• **Do this**
The entries below are to be written out again without alteration.

**** Data lines ****

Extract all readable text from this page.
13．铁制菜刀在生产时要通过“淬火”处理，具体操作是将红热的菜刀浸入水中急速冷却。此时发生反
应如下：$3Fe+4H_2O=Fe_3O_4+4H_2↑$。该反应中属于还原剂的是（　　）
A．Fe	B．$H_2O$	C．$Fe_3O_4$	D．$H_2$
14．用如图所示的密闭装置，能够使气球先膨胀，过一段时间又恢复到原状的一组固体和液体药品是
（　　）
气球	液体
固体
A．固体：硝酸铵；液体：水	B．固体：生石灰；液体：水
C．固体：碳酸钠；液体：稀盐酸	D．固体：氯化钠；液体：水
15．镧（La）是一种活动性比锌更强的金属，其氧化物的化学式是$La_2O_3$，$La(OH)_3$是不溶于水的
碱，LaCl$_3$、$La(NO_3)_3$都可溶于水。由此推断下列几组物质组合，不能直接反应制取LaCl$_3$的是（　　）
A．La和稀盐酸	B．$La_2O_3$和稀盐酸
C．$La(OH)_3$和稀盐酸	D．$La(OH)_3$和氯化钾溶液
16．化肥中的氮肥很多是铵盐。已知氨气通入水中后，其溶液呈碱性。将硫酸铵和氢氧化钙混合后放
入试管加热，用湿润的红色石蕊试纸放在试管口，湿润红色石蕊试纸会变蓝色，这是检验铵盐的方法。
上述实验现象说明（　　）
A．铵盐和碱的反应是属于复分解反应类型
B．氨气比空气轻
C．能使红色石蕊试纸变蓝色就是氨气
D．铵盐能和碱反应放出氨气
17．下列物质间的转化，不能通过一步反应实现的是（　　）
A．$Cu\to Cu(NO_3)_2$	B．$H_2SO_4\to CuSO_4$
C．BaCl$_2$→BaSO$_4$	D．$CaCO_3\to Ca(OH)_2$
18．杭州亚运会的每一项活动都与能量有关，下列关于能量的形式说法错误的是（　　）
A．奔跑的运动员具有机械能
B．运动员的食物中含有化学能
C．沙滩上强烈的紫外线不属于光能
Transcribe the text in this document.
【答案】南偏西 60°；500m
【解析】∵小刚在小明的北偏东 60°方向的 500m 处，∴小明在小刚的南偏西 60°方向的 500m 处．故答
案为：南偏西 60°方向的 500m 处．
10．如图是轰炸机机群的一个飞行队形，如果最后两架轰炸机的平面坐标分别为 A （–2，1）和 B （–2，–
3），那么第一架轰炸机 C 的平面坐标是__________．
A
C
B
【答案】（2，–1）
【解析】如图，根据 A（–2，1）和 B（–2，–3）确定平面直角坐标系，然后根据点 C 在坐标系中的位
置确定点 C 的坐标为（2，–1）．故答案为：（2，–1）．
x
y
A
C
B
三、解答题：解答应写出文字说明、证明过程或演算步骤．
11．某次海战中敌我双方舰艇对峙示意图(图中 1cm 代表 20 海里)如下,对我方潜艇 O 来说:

****

• **Worked answer**
Extract all readable text from this page.
13．铁制菜刀在生产时要通过“淬火”处理，具体操作是将红热的菜刀浸入水中急速冷却。此时发生反
应如下：$3Fe+4H_2O=Fe_3O_4+4H_2↑$。该反应中属于还原剂的是（　　）
A．Fe	B．$H_2O$	C．$Fe_3O_4$	D．$H_2$
14．用如图所示的密闭装置，能够使气球先膨胀，过一段时间又恢复到原状的一组固体和液体药品是
（　　）
气球	液体
固体
A．固体：硝酸铵；液体：水	B．固体：生石灰；液体：水
C．固体：碳酸钠；液体：稀盐酸	D．固体：氯化钠；液体：水
15．镧（La）是一种活动性比锌更强的金属，其氧化物的化学式是$La_2O_3$，$La(OH)_3$是不溶于水的
碱，LaCl$_3$、$La(NO_3)_3$都可溶于水。由此推断下列几组物质组合，不能直接反应制取LaCl$_3$的是（　　）
A．La和稀盐酸	B．$La_2O_3$和稀盐酸
C．$La(OH)_3$和稀盐酸	D．$La(OH)_3$和氯化钾溶液
16．化肥中的氮肥很多是铵盐。已知氨气通入水中后，其溶液呈碱性。将硫酸铵和氢氧化钙混合后放
入试管加热，用湿润的红色石蕊试纸放在试管口，湿润红色石蕊试纸会变蓝色，这是检验铵盐的方法。
上述实验现象说明（　　）
A．铵盐和碱的反应是属于复分解反应类型
B．氨气比空气轻
C．能使红色石蕊试纸变蓝色就是氨气
D．铵盐能和碱反应放出氨气
17．下列物质间的转化，不能通过一步反应实现的是（　　）
A．$Cu\to Cu(NO_3)_2$	B．$H_2SO_4\to CuSO_4$
C．BaCl$_2$→BaSO$_4$	D．$CaCO_3\to Ca(OH)_2$
18．杭州亚运会的每一项活动都与能量有关，下列关于能量的形式说法错误的是（　　）
A．奔跑的运动员具有机械能
B．运动员的食物中含有化学能
C．沙滩上强烈的紫外线不属于光能
Transcribe the text in this document.
【答案】南偏西 60°；500m
【解析】∵小刚在小明的北偏东 60°方向的 500m 处，∴小明在小刚的南偏西 60°方向的 500m 处．故答
案为：南偏西 60°方向的 500m 处．
10．如图是轰炸机机群的一个飞行队形，如果最后两架轰炸机的平面坐标分别为 A （–2，1）和 B （–2，–
3），那么第一架轰炸机 C 的平面坐标是__________．
A
C
B
【答案】（2，–1）
【解析】如图，根据 A（–2，1）和 B（–2，–3）确定平面直角坐标系，然后根据点 C 在坐标系中的位
置确定点 C 的坐标为（2，–1）．故答案为：（2，–1）．
x
y
A
C
B
三、解答题：解答应写出文字说明、证明过程或演算步骤．
11．某次海战中敌我双方舰艇对峙示意图(图中 1cm 代表 20 海里)如下,对我方潜艇 O 来说:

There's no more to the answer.